— BEGIN —

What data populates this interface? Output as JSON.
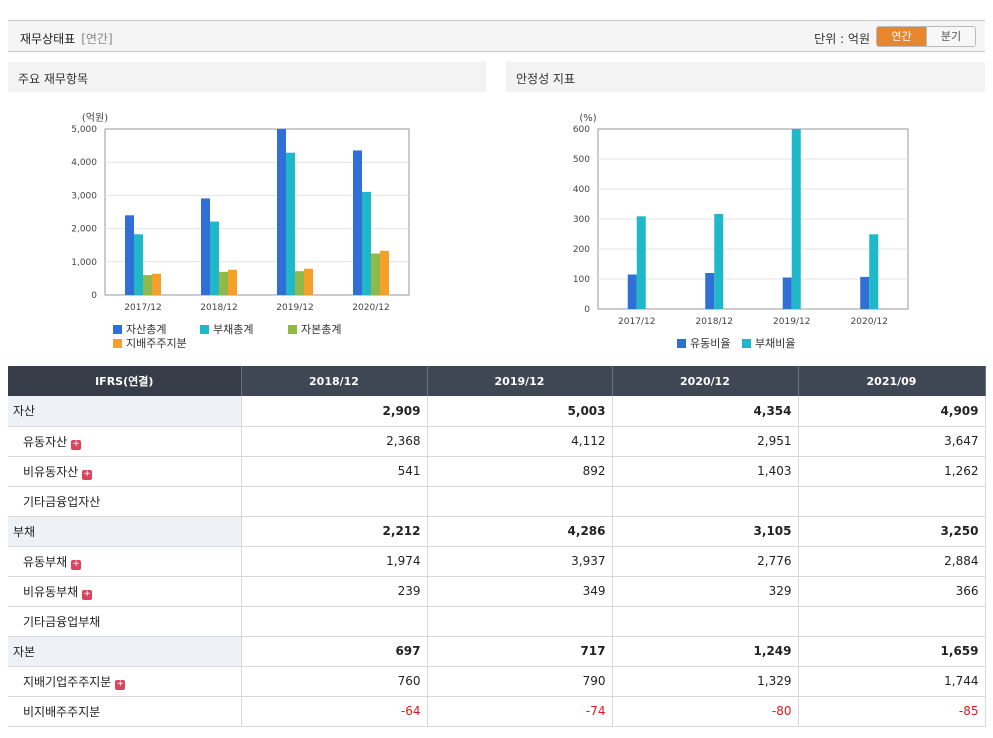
{
  "header": {
    "title": "재무상태표",
    "subtitle": "[연간]",
    "unit_label": "단위 : 억원",
    "toggle_annual": "연간",
    "toggle_quarter": "분기"
  },
  "chart1": {
    "panel_title": "주요 재무항목"
  },
  "chart2": {
    "panel_title": "안정성 지표"
  },
  "chart_data": [
    {
      "type": "bar",
      "ylabel": "(억원)",
      "ylim": [
        0,
        5000
      ],
      "yticks": [
        "0",
        "1,000",
        "2,000",
        "3,000",
        "4,000",
        "5,000"
      ],
      "categories": [
        "2017/12",
        "2018/12",
        "2019/12",
        "2020/12"
      ],
      "series": [
        {
          "name": "자산총계",
          "values": [
            2400,
            2909,
            5003,
            4354
          ],
          "color": "#2f6fd6"
        },
        {
          "name": "부채총계",
          "values": [
            1830,
            2212,
            4286,
            3105
          ],
          "color": "#1fb8c9"
        },
        {
          "name": "자본총계",
          "values": [
            600,
            697,
            717,
            1249
          ],
          "color": "#8fba4a"
        },
        {
          "name": "지배주주지분",
          "values": [
            640,
            760,
            790,
            1329
          ],
          "color": "#f6a02a"
        }
      ],
      "grid": true,
      "legend": "bottom"
    },
    {
      "type": "bar",
      "ylabel": "(%)",
      "ylim": [
        0,
        600
      ],
      "yticks": [
        "0",
        "100",
        "200",
        "300",
        "400",
        "500",
        "600"
      ],
      "categories": [
        "2017/12",
        "2018/12",
        "2019/12",
        "2020/12"
      ],
      "series": [
        {
          "name": "유동비율",
          "values": [
            115,
            120,
            105,
            107
          ],
          "color": "#2f6fd6"
        },
        {
          "name": "부채비율",
          "values": [
            309,
            317,
            600,
            249
          ],
          "color": "#1fb8c9"
        }
      ],
      "grid": true,
      "legend": "bottom"
    }
  ],
  "table": {
    "header": [
      "IFRS(연결)",
      "2018/12",
      "2019/12",
      "2020/12",
      "2021/09"
    ],
    "rows": [
      {
        "label": "자산",
        "level": 0,
        "expand": false,
        "values": [
          "2,909",
          "5,003",
          "4,354",
          "4,909"
        ]
      },
      {
        "label": "유동자산",
        "level": 1,
        "expand": true,
        "values": [
          "2,368",
          "4,112",
          "2,951",
          "3,647"
        ]
      },
      {
        "label": "비유동자산",
        "level": 1,
        "expand": true,
        "values": [
          "541",
          "892",
          "1,403",
          "1,262"
        ]
      },
      {
        "label": "기타금융업자산",
        "level": 1,
        "expand": false,
        "values": [
          "",
          "",
          "",
          ""
        ]
      },
      {
        "label": "부채",
        "level": 0,
        "expand": false,
        "values": [
          "2,212",
          "4,286",
          "3,105",
          "3,250"
        ]
      },
      {
        "label": "유동부채",
        "level": 1,
        "expand": true,
        "values": [
          "1,974",
          "3,937",
          "2,776",
          "2,884"
        ]
      },
      {
        "label": "비유동부채",
        "level": 1,
        "expand": true,
        "values": [
          "239",
          "349",
          "329",
          "366"
        ]
      },
      {
        "label": "기타금융업부채",
        "level": 1,
        "expand": false,
        "values": [
          "",
          "",
          "",
          ""
        ]
      },
      {
        "label": "자본",
        "level": 0,
        "expand": false,
        "values": [
          "697",
          "717",
          "1,249",
          "1,659"
        ]
      },
      {
        "label": "지배기업주주지분",
        "level": 1,
        "expand": true,
        "values": [
          "760",
          "790",
          "1,329",
          "1,744"
        ]
      },
      {
        "label": "비지배주주지분",
        "level": 1,
        "expand": false,
        "values": [
          "-64",
          "-74",
          "-80",
          "-85"
        ],
        "negative": true
      }
    ],
    "expand_glyph": "+"
  }
}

— END —

EXERCISE TASK: Set the pictures aside and transcribe the data above exactly.

RESULT BELOW:
What data populates this interface? Output as JSON.
{
  "header": {
    "title": "재무상태표",
    "subtitle": "[연간]",
    "unit_label": "단위 : 억원",
    "toggle_annual": "연간",
    "toggle_quarter": "분기"
  },
  "chart1": {
    "panel_title": "주요 재무항목"
  },
  "chart2": {
    "panel_title": "안정성 지표"
  },
  "chart_data": [
    {
      "type": "bar",
      "ylabel": "(억원)",
      "ylim": [
        0,
        5000
      ],
      "yticks": [
        "0",
        "1,000",
        "2,000",
        "3,000",
        "4,000",
        "5,000"
      ],
      "categories": [
        "2017/12",
        "2018/12",
        "2019/12",
        "2020/12"
      ],
      "series": [
        {
          "name": "자산총계",
          "values": [
            2400,
            2909,
            5003,
            4354
          ],
          "color": "#2f6fd6"
        },
        {
          "name": "부채총계",
          "values": [
            1830,
            2212,
            4286,
            3105
          ],
          "color": "#1fb8c9"
        },
        {
          "name": "자본총계",
          "values": [
            600,
            697,
            717,
            1249
          ],
          "color": "#8fba4a"
        },
        {
          "name": "지배주주지분",
          "values": [
            640,
            760,
            790,
            1329
          ],
          "color": "#f6a02a"
        }
      ],
      "grid": true,
      "legend": "bottom"
    },
    {
      "type": "bar",
      "ylabel": "(%)",
      "ylim": [
        0,
        600
      ],
      "yticks": [
        "0",
        "100",
        "200",
        "300",
        "400",
        "500",
        "600"
      ],
      "categories": [
        "2017/12",
        "2018/12",
        "2019/12",
        "2020/12"
      ],
      "series": [
        {
          "name": "유동비율",
          "values": [
            115,
            120,
            105,
            107
          ],
          "color": "#2f6fd6"
        },
        {
          "name": "부채비율",
          "values": [
            309,
            317,
            600,
            249
          ],
          "color": "#1fb8c9"
        }
      ],
      "grid": true,
      "legend": "bottom"
    }
  ],
  "table": {
    "header": [
      "IFRS(연결)",
      "2018/12",
      "2019/12",
      "2020/12",
      "2021/09"
    ],
    "rows": [
      {
        "label": "자산",
        "level": 0,
        "expand": false,
        "values": [
          "2,909",
          "5,003",
          "4,354",
          "4,909"
        ]
      },
      {
        "label": "유동자산",
        "level": 1,
        "expand": true,
        "values": [
          "2,368",
          "4,112",
          "2,951",
          "3,647"
        ]
      },
      {
        "label": "비유동자산",
        "level": 1,
        "expand": true,
        "values": [
          "541",
          "892",
          "1,403",
          "1,262"
        ]
      },
      {
        "label": "기타금융업자산",
        "level": 1,
        "expand": false,
        "values": [
          "",
          "",
          "",
          ""
        ]
      },
      {
        "label": "부채",
        "level": 0,
        "expand": false,
        "values": [
          "2,212",
          "4,286",
          "3,105",
          "3,250"
        ]
      },
      {
        "label": "유동부채",
        "level": 1,
        "expand": true,
        "values": [
          "1,974",
          "3,937",
          "2,776",
          "2,884"
        ]
      },
      {
        "label": "비유동부채",
        "level": 1,
        "expand": true,
        "values": [
          "239",
          "349",
          "329",
          "366"
        ]
      },
      {
        "label": "기타금융업부채",
        "level": 1,
        "expand": false,
        "values": [
          "",
          "",
          "",
          ""
        ]
      },
      {
        "label": "자본",
        "level": 0,
        "expand": false,
        "values": [
          "697",
          "717",
          "1,249",
          "1,659"
        ]
      },
      {
        "label": "지배기업주주지분",
        "level": 1,
        "expand": true,
        "values": [
          "760",
          "790",
          "1,329",
          "1,744"
        ]
      },
      {
        "label": "비지배주주지분",
        "level": 1,
        "expand": false,
        "values": [
          "-64",
          "-74",
          "-80",
          "-85"
        ],
        "negative": true
      }
    ],
    "expand_glyph": "+"
  }
}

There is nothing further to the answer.